══ Extrait du texte ══

La coopération militaire du régime iranien avec la Russie est l’un des piliers de la politique étrangère de Téhéran. Par ailleurs, ce partenariat s’intensifie chaque fois que le régime fait face à un isolement et à une pression accrus dans la région.
Les États-Unis ont déclaré la semaine dernière que le gouvernement iranien prévoyait de fournir à la Russie des centaines de véhicules aériens sans pilote, communément appelés «drones», notamment des modèles perfectionnés capables de tirer des missiles. Afin d’examiner ces derniers, une délégation russe aurait visité un aérodrome du centre de l’Iran à plusieurs reprises au cours du mois dernier, selon le conseiller à la sécurité nationale, Jake Sullivan.
«Nous disposons d’informations selon lesquelles le gouvernement iranien se préparerait à fournir à la Russie plusieurs centaines de drones, notamment des drones capables de tirer des missiles. Une délégation officielle russe aurait récemment acquis une série de drones iraniens capables de tirer des missiles. Nous publions ces images capturées en juin dernier. Elles montrent des drones iraniens que la délégation gouvernementale russe aurait examinés ce jour-là. Cela témoigne de l’intérêt continu de la Russie pour l’acquisition de drones iraniens capables d’attaquer», a déclaré M. Sullivan sur CNN.
L’Iran tentait sans doute de garder confidentiel le cours des événements, car cela ne fait que renforcer la colère à l’intérieur du pays contre le régime, l’accusant d’avoir exacerbé la guerre russo-ukrainienne. Cette situation augmente également la pression exercée sur le régime par les États-Unis et le Moyen-Orient. De même, Moscou n’a probablement pas voulu rendre public le fait que le Kremlin essaie de se procurer des drones auprès de l’Iran, car cette information aurait probablement des répercussions négatives sur son image de puissance militaire mondiale.

═══
══ Extrait de données ══

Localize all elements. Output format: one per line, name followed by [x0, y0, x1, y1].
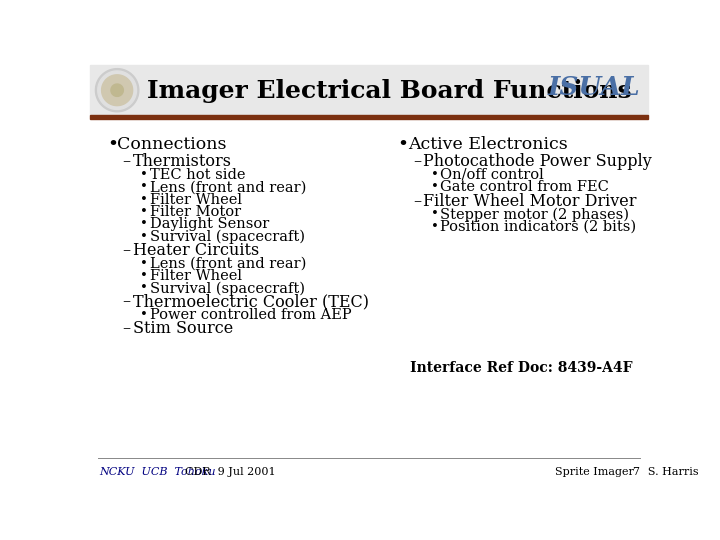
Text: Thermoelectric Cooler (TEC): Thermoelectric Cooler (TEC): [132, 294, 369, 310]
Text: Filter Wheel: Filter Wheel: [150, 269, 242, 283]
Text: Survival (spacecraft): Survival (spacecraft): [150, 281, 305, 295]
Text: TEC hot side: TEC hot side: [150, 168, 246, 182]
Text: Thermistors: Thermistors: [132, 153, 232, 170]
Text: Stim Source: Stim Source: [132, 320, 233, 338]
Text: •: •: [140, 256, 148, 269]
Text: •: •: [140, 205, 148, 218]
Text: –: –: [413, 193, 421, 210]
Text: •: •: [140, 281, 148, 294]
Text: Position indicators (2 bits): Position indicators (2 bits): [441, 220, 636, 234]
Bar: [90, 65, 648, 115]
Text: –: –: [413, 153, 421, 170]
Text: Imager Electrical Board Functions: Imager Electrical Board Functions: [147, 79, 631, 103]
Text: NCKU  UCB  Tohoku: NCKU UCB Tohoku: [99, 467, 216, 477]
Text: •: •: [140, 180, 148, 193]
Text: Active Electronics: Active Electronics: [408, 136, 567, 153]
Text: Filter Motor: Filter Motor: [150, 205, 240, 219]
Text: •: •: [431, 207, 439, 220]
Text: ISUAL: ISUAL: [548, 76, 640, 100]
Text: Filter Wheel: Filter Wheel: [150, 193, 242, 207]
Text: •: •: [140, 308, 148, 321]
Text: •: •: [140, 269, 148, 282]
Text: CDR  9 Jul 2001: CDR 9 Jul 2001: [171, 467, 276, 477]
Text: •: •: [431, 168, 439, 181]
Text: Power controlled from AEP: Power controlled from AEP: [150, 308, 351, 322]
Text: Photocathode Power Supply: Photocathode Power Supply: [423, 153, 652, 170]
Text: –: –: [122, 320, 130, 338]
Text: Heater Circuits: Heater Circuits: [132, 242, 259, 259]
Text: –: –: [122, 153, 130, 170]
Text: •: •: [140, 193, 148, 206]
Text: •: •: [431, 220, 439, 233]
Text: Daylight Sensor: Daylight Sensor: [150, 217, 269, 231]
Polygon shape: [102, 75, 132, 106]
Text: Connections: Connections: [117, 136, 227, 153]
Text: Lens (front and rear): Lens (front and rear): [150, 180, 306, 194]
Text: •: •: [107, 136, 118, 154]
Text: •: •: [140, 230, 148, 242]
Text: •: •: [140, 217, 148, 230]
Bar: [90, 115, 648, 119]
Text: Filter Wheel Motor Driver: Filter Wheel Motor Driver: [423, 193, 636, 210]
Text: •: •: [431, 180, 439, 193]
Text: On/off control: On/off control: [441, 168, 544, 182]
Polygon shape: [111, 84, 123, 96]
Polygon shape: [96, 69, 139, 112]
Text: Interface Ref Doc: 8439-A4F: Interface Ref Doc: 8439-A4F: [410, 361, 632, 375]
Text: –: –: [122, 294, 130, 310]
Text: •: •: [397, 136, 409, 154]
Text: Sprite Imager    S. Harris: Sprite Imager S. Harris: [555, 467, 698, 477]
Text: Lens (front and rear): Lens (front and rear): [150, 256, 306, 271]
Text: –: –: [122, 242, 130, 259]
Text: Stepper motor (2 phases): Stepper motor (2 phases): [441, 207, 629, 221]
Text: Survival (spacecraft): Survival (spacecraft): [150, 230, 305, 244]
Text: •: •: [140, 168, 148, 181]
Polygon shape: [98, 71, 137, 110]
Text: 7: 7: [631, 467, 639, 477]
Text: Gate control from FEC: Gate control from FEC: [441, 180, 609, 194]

═══

Consigne A
Traduisez en anglais la phrase suivante du texte sur la coopération militaire entre l'Iran et la Russie : « Cette situation augmente également la pression exercée sur le régime par les États-Unis et le Moyen-Orient. »
Consigne B
Rédigez la suite du texte sur la coopération militaire entre l'Iran et la Russie, à partir de sa dernière phrase.

Corrigé A
This situation also increases the pressure exerted on the regime by the United States and the Middle East.

Corrigé B
Ce n’est pas la première fois que le régime iranien tente de garder secrète sa coopération militaire avec la Russie, en particulier lorsqu’elle est liée à une guerre en cours dans un autre pays. À titre d’exemple, en 2016, l’Iran a secrètement permis à la Russie d’utiliser sa base aérienne de Hamadan pour attaquer certaines parties de la Syrie qui étaient sous le contrôle de groupes rebelles. Ainsi, les dirigeants iraniens ont violé un article crucial de leur propre Constitution, qui stipule ce qui suit: «L’établissement de tout type de base militaire étrangère en Iran, même à des fins pacifiques, est interdit.» Cette décision a surpris le peuple iranien, car aucune puissance étrangère n’avait utilisé le territoire iranien comme base pour des opérations militaires depuis la Seconde Guerre mondiale.
La Russie et l’Iran ont également utilisé leurs différentes capacités militaires pour faire valoir leurs intérêts dans la région. Par exemple, en Syrie, lorsque leurs intérêts étaient menacés par Daech et de puissants groupes rebelles syriens, la Russie a recouru à des frappes aériennes, tandis que le Corps des Gardiens de la révolution islamique (CGRI) et ses mandataires, comme le Hezbollah, ont assuré la progression sur le terrain.
Les partisans de la ligne dure au pouvoir en Iran et la Russie ont en commun la volonté de contrebalancer la politique étrangère américaine dans la région et de la faire échouer. Moscou semble également favoriser les partisans de la ligne dure de l’Iran – notamment le Guide suprême, l’ayatollah Ali Khamenei, et les hauts responsables du CGRI – par rapport aux autres camps politiques, étant donné qu’ils sont moins susceptibles de saper l’influence mondiale du Kremlin en se rapprochant de l’Occident.
De plus, étant soumis à une pression importante, les partisans de la ligne dure et la Russie semblent plus que jamais avoir besoin l’un de l'autre. Téhéran veut accroître ses échanges commerciaux et échapper aux sanctions américaines. Moscou aimerait réaffirmer son leadership mondial après avoir été lourdement sanctionné par l’Occident à la suite de son invasion de l’Ukraine en février dernier. Les liens plus étroits de la Russie avec Téhéran lui permettent d’élargir son influence régionale et ils servent de levier pour inciter l’Occident à lever les sanctions.
Toutefois, il existe des différences et une concurrence entre la Russie et l’Iran. L’une des principales préoccupations de la Russie est que l’Occident puisse réduire de façon permanente sa dépendance énergétique en puisant dans les secteurs pétrolier et gazier de l’Iran. L’Iran cherche à jouer un rôle plus important sur le marché du gaz et se montre favorable à un partenariat occidental.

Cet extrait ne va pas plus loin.